What is being asked — Write out the data below in full. Keep it exact.

The data —

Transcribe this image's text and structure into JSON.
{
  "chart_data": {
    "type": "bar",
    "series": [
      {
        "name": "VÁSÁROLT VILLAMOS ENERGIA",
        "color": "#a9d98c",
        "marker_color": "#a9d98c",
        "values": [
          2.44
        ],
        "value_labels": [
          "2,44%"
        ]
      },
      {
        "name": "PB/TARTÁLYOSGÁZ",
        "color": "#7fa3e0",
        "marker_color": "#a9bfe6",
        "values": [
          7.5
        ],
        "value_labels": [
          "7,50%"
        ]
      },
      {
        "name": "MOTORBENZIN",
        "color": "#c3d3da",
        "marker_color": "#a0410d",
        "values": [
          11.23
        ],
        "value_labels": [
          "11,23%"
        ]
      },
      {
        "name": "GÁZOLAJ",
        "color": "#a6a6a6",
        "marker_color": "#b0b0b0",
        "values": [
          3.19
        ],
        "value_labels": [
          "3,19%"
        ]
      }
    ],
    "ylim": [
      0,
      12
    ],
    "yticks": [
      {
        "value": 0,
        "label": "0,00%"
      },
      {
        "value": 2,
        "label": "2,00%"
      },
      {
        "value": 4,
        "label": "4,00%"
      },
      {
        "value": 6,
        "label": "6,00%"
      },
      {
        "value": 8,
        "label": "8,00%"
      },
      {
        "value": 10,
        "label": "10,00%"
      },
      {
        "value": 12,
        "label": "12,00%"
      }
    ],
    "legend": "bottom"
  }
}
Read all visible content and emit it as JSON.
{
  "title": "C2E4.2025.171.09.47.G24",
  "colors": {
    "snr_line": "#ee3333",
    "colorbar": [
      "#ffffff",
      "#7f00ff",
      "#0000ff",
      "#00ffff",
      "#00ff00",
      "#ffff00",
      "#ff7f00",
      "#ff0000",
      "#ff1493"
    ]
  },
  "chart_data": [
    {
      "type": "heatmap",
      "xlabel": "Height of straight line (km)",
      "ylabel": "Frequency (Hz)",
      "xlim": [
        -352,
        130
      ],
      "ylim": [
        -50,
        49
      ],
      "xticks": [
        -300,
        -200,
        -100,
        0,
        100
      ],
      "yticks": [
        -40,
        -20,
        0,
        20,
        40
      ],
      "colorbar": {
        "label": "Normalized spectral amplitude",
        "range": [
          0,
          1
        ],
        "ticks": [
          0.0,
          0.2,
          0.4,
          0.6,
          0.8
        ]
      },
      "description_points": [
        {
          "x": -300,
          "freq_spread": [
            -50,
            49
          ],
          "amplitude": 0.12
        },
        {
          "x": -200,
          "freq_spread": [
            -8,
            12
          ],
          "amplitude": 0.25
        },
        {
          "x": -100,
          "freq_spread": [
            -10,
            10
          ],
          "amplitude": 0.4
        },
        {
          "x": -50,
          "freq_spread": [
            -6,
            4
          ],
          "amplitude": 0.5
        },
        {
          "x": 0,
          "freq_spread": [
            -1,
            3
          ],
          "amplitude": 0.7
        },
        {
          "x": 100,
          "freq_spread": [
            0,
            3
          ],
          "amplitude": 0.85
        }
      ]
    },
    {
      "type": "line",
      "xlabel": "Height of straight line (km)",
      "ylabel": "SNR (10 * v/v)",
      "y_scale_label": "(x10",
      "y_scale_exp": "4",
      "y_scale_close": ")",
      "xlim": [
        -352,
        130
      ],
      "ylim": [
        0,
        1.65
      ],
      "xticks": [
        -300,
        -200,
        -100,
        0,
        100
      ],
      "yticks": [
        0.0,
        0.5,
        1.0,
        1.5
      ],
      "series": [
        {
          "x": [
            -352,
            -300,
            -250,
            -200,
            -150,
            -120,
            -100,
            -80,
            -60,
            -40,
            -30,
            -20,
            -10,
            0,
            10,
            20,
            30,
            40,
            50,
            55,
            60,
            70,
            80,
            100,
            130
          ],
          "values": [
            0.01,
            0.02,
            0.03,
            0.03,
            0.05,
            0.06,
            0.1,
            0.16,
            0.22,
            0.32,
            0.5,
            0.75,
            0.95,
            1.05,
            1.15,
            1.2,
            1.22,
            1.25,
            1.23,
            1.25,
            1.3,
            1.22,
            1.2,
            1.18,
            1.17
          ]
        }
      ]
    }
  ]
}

Response to this exercise —
Transcribe this image's text and structure into JSON.
{
  "chart_data": {
    "type": "bar",
    "series": [
      {
        "name": "VÁSÁROLT VILLAMOS ENERGIA",
        "color": "#a9d98c",
        "marker_color": "#a9d98c",
        "values": [
          2.44
        ],
        "value_labels": [
          "2,44%"
        ]
      },
      {
        "name": "PB/TARTÁLYOSGÁZ",
        "color": "#7fa3e0",
        "marker_color": "#a9bfe6",
        "values": [
          7.5
        ],
        "value_labels": [
          "7,50%"
        ]
      },
      {
        "name": "MOTORBENZIN",
        "color": "#c3d3da",
        "marker_color": "#a0410d",
        "values": [
          11.23
        ],
        "value_labels": [
          "11,23%"
        ]
      },
      {
        "name": "GÁZOLAJ",
        "color": "#a6a6a6",
        "marker_color": "#b0b0b0",
        "values": [
          3.19
        ],
        "value_labels": [
          "3,19%"
        ]
      }
    ],
    "ylim": [
      0,
      12
    ],
    "yticks": [
      {
        "value": 0,
        "label": "0,00%"
      },
      {
        "value": 2,
        "label": "2,00%"
      },
      {
        "value": 4,
        "label": "4,00%"
      },
      {
        "value": 6,
        "label": "6,00%"
      },
      {
        "value": 8,
        "label": "8,00%"
      },
      {
        "value": 10,
        "label": "10,00%"
      },
      {
        "value": 12,
        "label": "12,00%"
      }
    ],
    "legend": "bottom"
  }
}
Read all visible content and emit it as JSON.
{
  "title": "C2E4.2025.171.09.47.G24",
  "colors": {
    "snr_line": "#ee3333",
    "colorbar": [
      "#ffffff",
      "#7f00ff",
      "#0000ff",
      "#00ffff",
      "#00ff00",
      "#ffff00",
      "#ff7f00",
      "#ff0000",
      "#ff1493"
    ]
  },
  "chart_data": [
    {
      "type": "heatmap",
      "xlabel": "Height of straight line (km)",
      "ylabel": "Frequency (Hz)",
      "xlim": [
        -352,
        130
      ],
      "ylim": [
        -50,
        49
      ],
      "xticks": [
        -300,
        -200,
        -100,
        0,
        100
      ],
      "yticks": [
        -40,
        -20,
        0,
        20,
        40
      ],
      "colorbar": {
        "label": "Normalized spectral amplitude",
        "range": [
          0,
          1
        ],
        "ticks": [
          0.0,
          0.2,
          0.4,
          0.6,
          0.8
        ]
      },
      "description_points": [
        {
          "x": -300,
          "freq_spread": [
            -50,
            49
          ],
          "amplitude": 0.12
        },
        {
          "x": -200,
          "freq_spread": [
            -8,
            12
          ],
          "amplitude": 0.25
        },
        {
          "x": -100,
          "freq_spread": [
            -10,
            10
          ],
          "amplitude": 0.4
        },
        {
          "x": -50,
          "freq_spread": [
            -6,
            4
          ],
          "amplitude": 0.5
        },
        {
          "x": 0,
          "freq_spread": [
            -1,
            3
          ],
          "amplitude": 0.7
        },
        {
          "x": 100,
          "freq_spread": [
            0,
            3
          ],
          "amplitude": 0.85
        }
      ]
    },
    {
      "type": "line",
      "xlabel": "Height of straight line (km)",
      "ylabel": "SNR (10 * v/v)",
      "y_scale_label": "(x10",
      "y_scale_exp": "4",
      "y_scale_close": ")",
      "xlim": [
        -352,
        130
      ],
      "ylim": [
        0,
        1.65
      ],
      "xticks": [
        -300,
        -200,
        -100,
        0,
        100
      ],
      "yticks": [
        0.0,
        0.5,
        1.0,
        1.5
      ],
      "series": [
        {
          "x": [
            -352,
            -300,
            -250,
            -200,
            -150,
            -120,
            -100,
            -80,
            -60,
            -40,
            -30,
            -20,
            -10,
            0,
            10,
            20,
            30,
            40,
            50,
            55,
            60,
            70,
            80,
            100,
            130
          ],
          "values": [
            0.01,
            0.02,
            0.03,
            0.03,
            0.05,
            0.06,
            0.1,
            0.16,
            0.22,
            0.32,
            0.5,
            0.75,
            0.95,
            1.05,
            1.15,
            1.2,
            1.22,
            1.25,
            1.23,
            1.25,
            1.3,
            1.22,
            1.2,
            1.18,
            1.17
          ]
        }
      ]
    }
  ]
}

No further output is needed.